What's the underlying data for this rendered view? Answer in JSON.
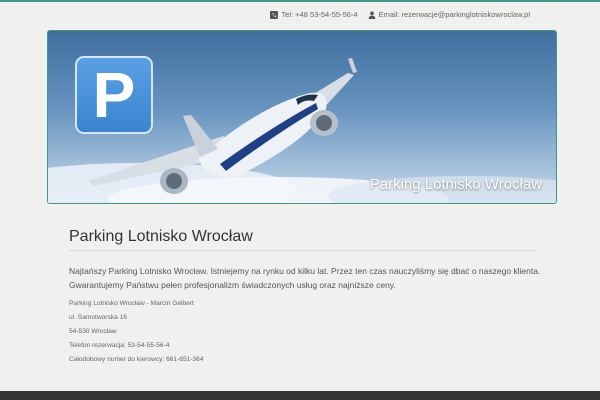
{
  "header": {
    "phone": "Tel: +48 53-54-55-56-4",
    "phone_icon": "phone-icon",
    "email": "Email: rezerwacje@parkinglotniskowroclaw.pl",
    "email_icon": "user-icon"
  },
  "hero": {
    "badge_letter": "P",
    "caption": "Parking Lotnisko Wrocław"
  },
  "content": {
    "title": "Parking Lotnisko Wrocław",
    "intro_line1": "Najtańszy Parking Lotnisko Wrocław. Istniejemy na rynku od kilku lat. Przez ten czas nauczyliśmy się dbać o naszego klienta.",
    "intro_line2": "Gwarantujemy Państwu pełen profesjonalizm świadczonych usług oraz najniższe ceny.",
    "address_lines": [
      "Parking Lotnisko Wrocław - Marcin Gelbert",
      "ul. Samotworska 16",
      "54-530 Wrocław",
      "Telefon rezerwacja: 53-54-55-56-4",
      "Całodobowy numer do kierowcy: 661-651-364"
    ]
  },
  "colors": {
    "accent": "#3d9a8b",
    "background": "#f0f0ef",
    "footer": "#333333"
  }
}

▶ [TASK INSTRUCTIONS]
Print out the material word for word, omitting the pictures.

▶ [THE RESPONSE]
What's the underlying data for this rendered view? Answer in JSON.
{
  "header": {
    "phone": "Tel: +48 53-54-55-56-4",
    "phone_icon": "phone-icon",
    "email": "Email: rezerwacje@parkinglotniskowroclaw.pl",
    "email_icon": "user-icon"
  },
  "hero": {
    "badge_letter": "P",
    "caption": "Parking Lotnisko Wrocław"
  },
  "content": {
    "title": "Parking Lotnisko Wrocław",
    "intro_line1": "Najtańszy Parking Lotnisko Wrocław. Istniejemy na rynku od kilku lat. Przez ten czas nauczyliśmy się dbać o naszego klienta.",
    "intro_line2": "Gwarantujemy Państwu pełen profesjonalizm świadczonych usług oraz najniższe ceny.",
    "address_lines": [
      "Parking Lotnisko Wrocław - Marcin Gelbert",
      "ul. Samotworska 16",
      "54-530 Wrocław",
      "Telefon rezerwacja: 53-54-55-56-4",
      "Całodobowy numer do kierowcy: 661-651-364"
    ]
  },
  "colors": {
    "accent": "#3d9a8b",
    "background": "#f0f0ef",
    "footer": "#333333"
  }
}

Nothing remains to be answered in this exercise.